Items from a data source
──────────────────────────────
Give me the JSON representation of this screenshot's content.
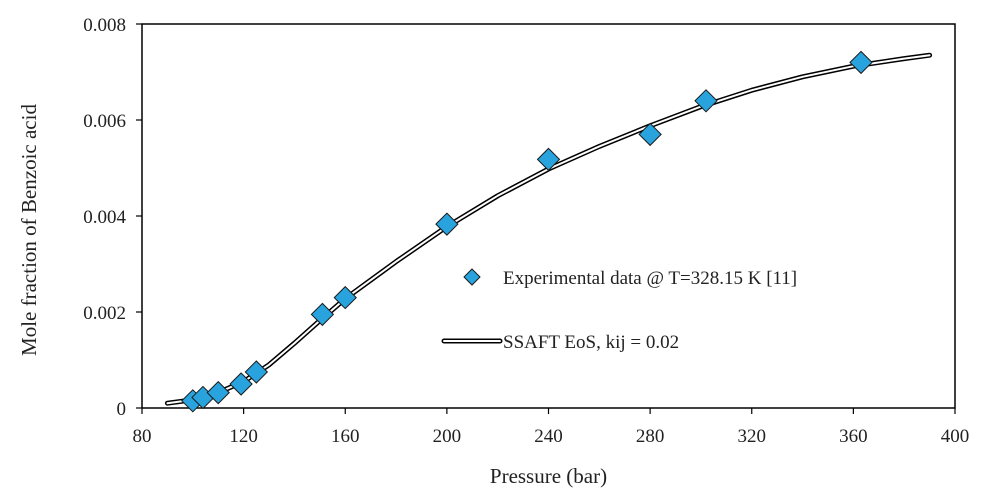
{
  "chart_data": {
    "type": "scatter",
    "title": "",
    "xlabel": "Pressure (bar)",
    "ylabel": "Mole fraction of Benzoic  acid",
    "xlim": [
      80,
      400
    ],
    "ylim": [
      0,
      0.008
    ],
    "x_ticks": [
      80,
      120,
      160,
      200,
      240,
      280,
      320,
      360,
      400
    ],
    "x_tick_labels": [
      "80",
      "120",
      "160",
      "200",
      "240",
      "280",
      "320",
      "360",
      "400"
    ],
    "y_ticks": [
      0,
      0.002,
      0.004,
      0.006,
      0.008
    ],
    "y_tick_labels": [
      "0",
      "0.002",
      "0.004",
      "0.006",
      "0.008"
    ],
    "grid": false,
    "legend_position": "center-right",
    "series": [
      {
        "name": "Experimental data @ T=328.15 K [11]",
        "kind": "markers",
        "marker": "diamond",
        "color": "#29a3dd",
        "points": [
          {
            "x": 100,
            "y": 0.00015
          },
          {
            "x": 104,
            "y": 0.00022
          },
          {
            "x": 110,
            "y": 0.00032
          },
          {
            "x": 119,
            "y": 0.0005
          },
          {
            "x": 125,
            "y": 0.00075
          },
          {
            "x": 151,
            "y": 0.00195
          },
          {
            "x": 160,
            "y": 0.0023
          },
          {
            "x": 200,
            "y": 0.00383
          },
          {
            "x": 240,
            "y": 0.00518
          },
          {
            "x": 280,
            "y": 0.0057
          },
          {
            "x": 302,
            "y": 0.0064
          },
          {
            "x": 363,
            "y": 0.0072
          }
        ]
      },
      {
        "name": "SSAFT EoS, kij = 0.02",
        "kind": "line",
        "style": "double",
        "color": "#000000",
        "points": [
          {
            "x": 90,
            "y": 0.0001
          },
          {
            "x": 100,
            "y": 0.00017
          },
          {
            "x": 110,
            "y": 0.00032
          },
          {
            "x": 120,
            "y": 0.00055
          },
          {
            "x": 130,
            "y": 0.0009
          },
          {
            "x": 140,
            "y": 0.00135
          },
          {
            "x": 150,
            "y": 0.00182
          },
          {
            "x": 160,
            "y": 0.00228
          },
          {
            "x": 180,
            "y": 0.00305
          },
          {
            "x": 200,
            "y": 0.00378
          },
          {
            "x": 220,
            "y": 0.00442
          },
          {
            "x": 240,
            "y": 0.00498
          },
          {
            "x": 260,
            "y": 0.00545
          },
          {
            "x": 280,
            "y": 0.00588
          },
          {
            "x": 300,
            "y": 0.00628
          },
          {
            "x": 320,
            "y": 0.00662
          },
          {
            "x": 340,
            "y": 0.0069
          },
          {
            "x": 360,
            "y": 0.00712
          },
          {
            "x": 380,
            "y": 0.00728
          },
          {
            "x": 390,
            "y": 0.00735
          }
        ]
      }
    ]
  }
}
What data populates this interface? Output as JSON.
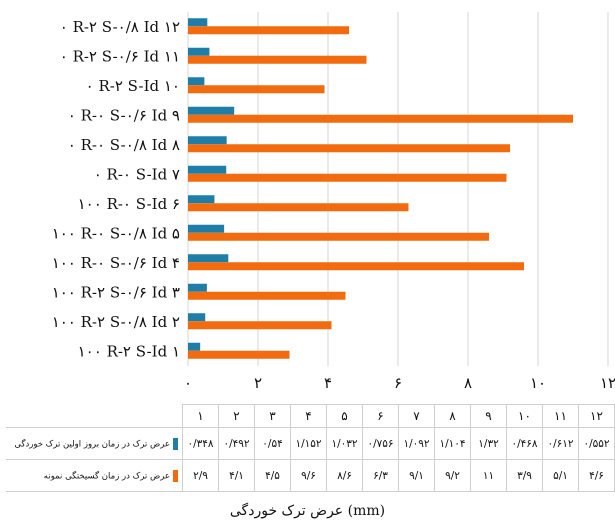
{
  "chart_data": {
    "type": "bar",
    "orientation": "horizontal",
    "categories": [
      "۰ R-۲ S-۰/۸ Id  ۱۲",
      "۰ R-۲ S-۰/۶ Id  ۱۱",
      "۰ R-۲ S-Id  ۱۰",
      "۰ R-۰ S-۰/۶ Id  ۹",
      "۰ R-۰ S-۰/۸ Id  ۸",
      "۰ R-۰ S-Id  ۷",
      "۱۰۰ R-۰ S-Id  ۶",
      "۱۰۰ R-۰ S-۰/۸ Id  ۵",
      "۱۰۰ R-۰ S-۰/۶ Id  ۴",
      "۱۰۰ R-۲ S-۰/۶ Id  ۳",
      "۱۰۰ R-۲ S-۰/۸ Id  ۲",
      "۱۰۰ R-۲ S-Id  ۱"
    ],
    "series": [
      {
        "name": "عرض ترک در زمان بروز اولین ترک خوردگی",
        "color": "#1f7ea8",
        "values": [
          0.552,
          0.612,
          0.468,
          1.32,
          1.104,
          1.092,
          0.756,
          1.032,
          1.152,
          0.54,
          0.492,
          0.348
        ],
        "table_values": [
          "۰/۵۵۲",
          "۰/۶۱۲",
          "۰/۴۶۸",
          "۱/۳۲",
          "۱/۱۰۴",
          "۱/۰۹۲",
          "۰/۷۵۶",
          "۱/۰۳۲",
          "۱/۱۵۲",
          "۰/۵۴",
          "۰/۴۹۲",
          "۰/۳۴۸"
        ]
      },
      {
        "name": "عرض ترک در زمان گسیختگی نمونه",
        "color": "#f26b0f",
        "values": [
          4.6,
          5.1,
          3.9,
          11,
          9.2,
          9.1,
          6.3,
          8.6,
          9.6,
          4.5,
          4.1,
          2.9
        ],
        "table_values": [
          "۴/۶",
          "۵/۱",
          "۳/۹",
          "۱۱",
          "۹/۲",
          "۹/۱",
          "۶/۳",
          "۸/۶",
          "۹/۶",
          "۴/۵",
          "۴/۱",
          "۲/۹"
        ]
      }
    ],
    "table_header": [
      "۱۲",
      "۱۱",
      "۱۰",
      "۹",
      "۸",
      "۷",
      "۶",
      "۵",
      "۴",
      "۳",
      "۲",
      "۱"
    ],
    "xlim": [
      0,
      12
    ],
    "x_ticks": [
      0,
      2,
      4,
      6,
      8,
      10,
      12
    ],
    "x_tick_labels": [
      "۰",
      "۲",
      "۴",
      "۶",
      "۸",
      "۱۰",
      "۱۲"
    ],
    "xlabel": "عرض ترک خوردگی (mm)",
    "grid": "vertical",
    "legend": "data-table"
  }
}
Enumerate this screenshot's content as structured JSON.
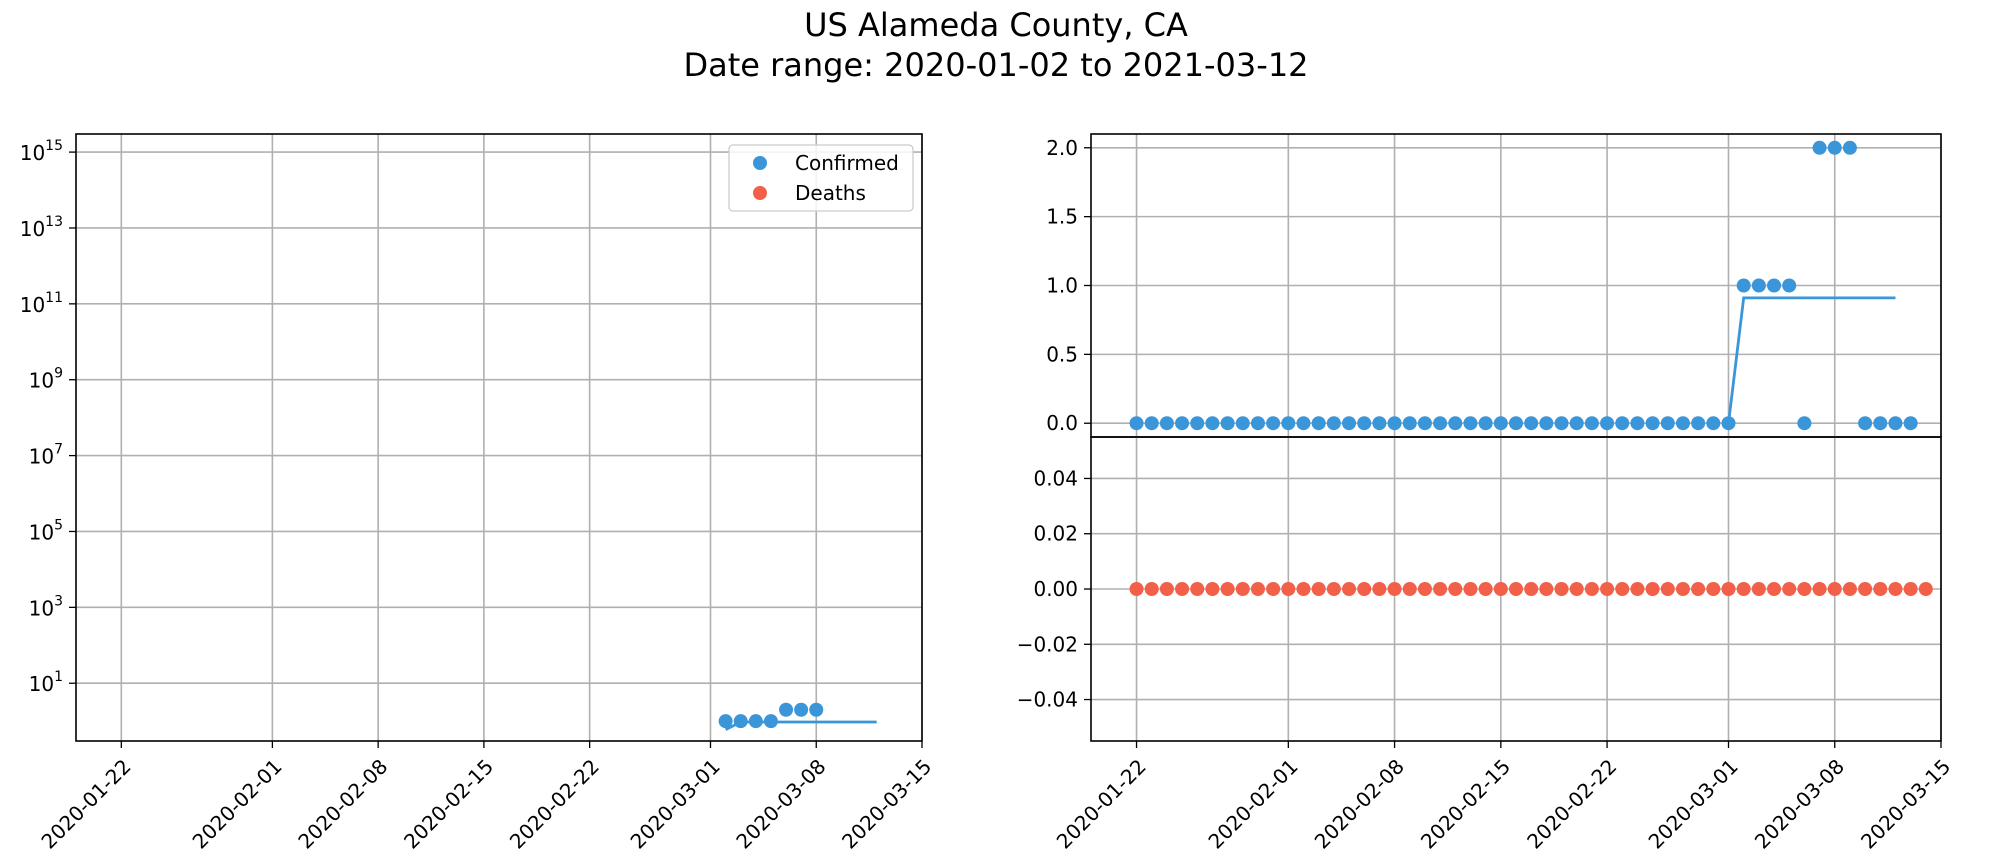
{
  "figure": {
    "title_line1": "US Alameda County, CA",
    "title_line2": "Date range: 2020-01-02 to 2021-03-12"
  },
  "chart_data": [
    {
      "type": "scatter",
      "panel": "left",
      "yscale": "log",
      "ylim": [
        "~3e-01",
        "~3e+15"
      ],
      "xlim": [
        "2020-01-19",
        "2020-03-15"
      ],
      "x_ticks": [
        "2020-01-22",
        "2020-02-01",
        "2020-02-08",
        "2020-02-15",
        "2020-02-22",
        "2020-03-01",
        "2020-03-08",
        "2020-03-15"
      ],
      "y_ticks": [
        {
          "value": 10,
          "label": "10",
          "exp": "1"
        },
        {
          "value": 1000,
          "label": "10",
          "exp": "3"
        },
        {
          "value": 100000,
          "label": "10",
          "exp": "5"
        },
        {
          "value": 10000000,
          "label": "10",
          "exp": "7"
        },
        {
          "value": 1000000000,
          "label": "10",
          "exp": "9"
        },
        {
          "value": 100000000000,
          "label": "10",
          "exp": "11"
        },
        {
          "value": 10000000000000,
          "label": "10",
          "exp": "13"
        },
        {
          "value": 1000000000000000,
          "label": "10",
          "exp": "15"
        }
      ],
      "grid": true,
      "legend": {
        "position": "top-right",
        "entries": [
          {
            "name": "Confirmed",
            "color": "#3a96d9"
          },
          {
            "name": "Deaths",
            "color": "#f2604a"
          }
        ]
      },
      "series": [
        {
          "name": "Confirmed",
          "color": "#3a96d9",
          "points": [
            {
              "x": "2020-03-02",
              "y": 1
            },
            {
              "x": "2020-03-03",
              "y": 1
            },
            {
              "x": "2020-03-04",
              "y": 1
            },
            {
              "x": "2020-03-05",
              "y": 1
            },
            {
              "x": "2020-03-06",
              "y": 2
            },
            {
              "x": "2020-03-07",
              "y": 2
            },
            {
              "x": "2020-03-08",
              "y": 2
            }
          ],
          "trend": [
            {
              "x": "2020-03-02",
              "y": 0.6
            },
            {
              "x": "2020-03-03",
              "y": 0.95
            },
            {
              "x": "2020-03-12",
              "y": 0.95
            }
          ]
        }
      ]
    },
    {
      "type": "scatter",
      "panel": "right-top",
      "ylim": [
        -0.1,
        2.1
      ],
      "xlim": [
        "2020-01-19",
        "2020-03-15"
      ],
      "y_ticks": [
        0.0,
        0.5,
        1.0,
        1.5,
        2.0
      ],
      "y_tick_labels": [
        "0.0",
        "0.5",
        "1.0",
        "1.5",
        "2.0"
      ],
      "grid": true,
      "series": [
        {
          "name": "Confirmed",
          "color": "#3a96d9",
          "start": "2020-01-22",
          "values": [
            0,
            0,
            0,
            0,
            0,
            0,
            0,
            0,
            0,
            0,
            0,
            0,
            0,
            0,
            0,
            0,
            0,
            0,
            0,
            0,
            0,
            0,
            0,
            0,
            0,
            0,
            0,
            0,
            0,
            0,
            0,
            0,
            0,
            0,
            0,
            0,
            0,
            0,
            0,
            0,
            1,
            1,
            1,
            1,
            0,
            2,
            2,
            2,
            0,
            0,
            0,
            0
          ],
          "trend": [
            {
              "x": "2020-03-01",
              "y": 0.0
            },
            {
              "x": "2020-03-02",
              "y": 0.91
            },
            {
              "x": "2020-03-12",
              "y": 0.91
            }
          ]
        }
      ]
    },
    {
      "type": "scatter",
      "panel": "right-bottom",
      "ylim": [
        -0.055,
        0.055
      ],
      "xlim": [
        "2020-01-19",
        "2020-03-15"
      ],
      "x_ticks": [
        "2020-01-22",
        "2020-02-01",
        "2020-02-08",
        "2020-02-15",
        "2020-02-22",
        "2020-03-01",
        "2020-03-08",
        "2020-03-15"
      ],
      "y_ticks": [
        -0.04,
        -0.02,
        0.0,
        0.02,
        0.04
      ],
      "y_tick_labels": [
        "−0.04",
        "−0.02",
        "0.00",
        "0.02",
        "0.04"
      ],
      "grid": true,
      "series": [
        {
          "name": "Deaths",
          "color": "#f2604a",
          "start": "2020-01-22",
          "values": [
            0,
            0,
            0,
            0,
            0,
            0,
            0,
            0,
            0,
            0,
            0,
            0,
            0,
            0,
            0,
            0,
            0,
            0,
            0,
            0,
            0,
            0,
            0,
            0,
            0,
            0,
            0,
            0,
            0,
            0,
            0,
            0,
            0,
            0,
            0,
            0,
            0,
            0,
            0,
            0,
            0,
            0,
            0,
            0,
            0,
            0,
            0,
            0,
            0,
            0,
            0,
            0,
            0
          ]
        }
      ]
    }
  ]
}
──────────────────────────────
What is required
Return, from the data, each line that has the word "content" in it.

Problem solution
Give me the JSON representation of this screenshot's content.
Enumerate this screenshot's content as structured JSON.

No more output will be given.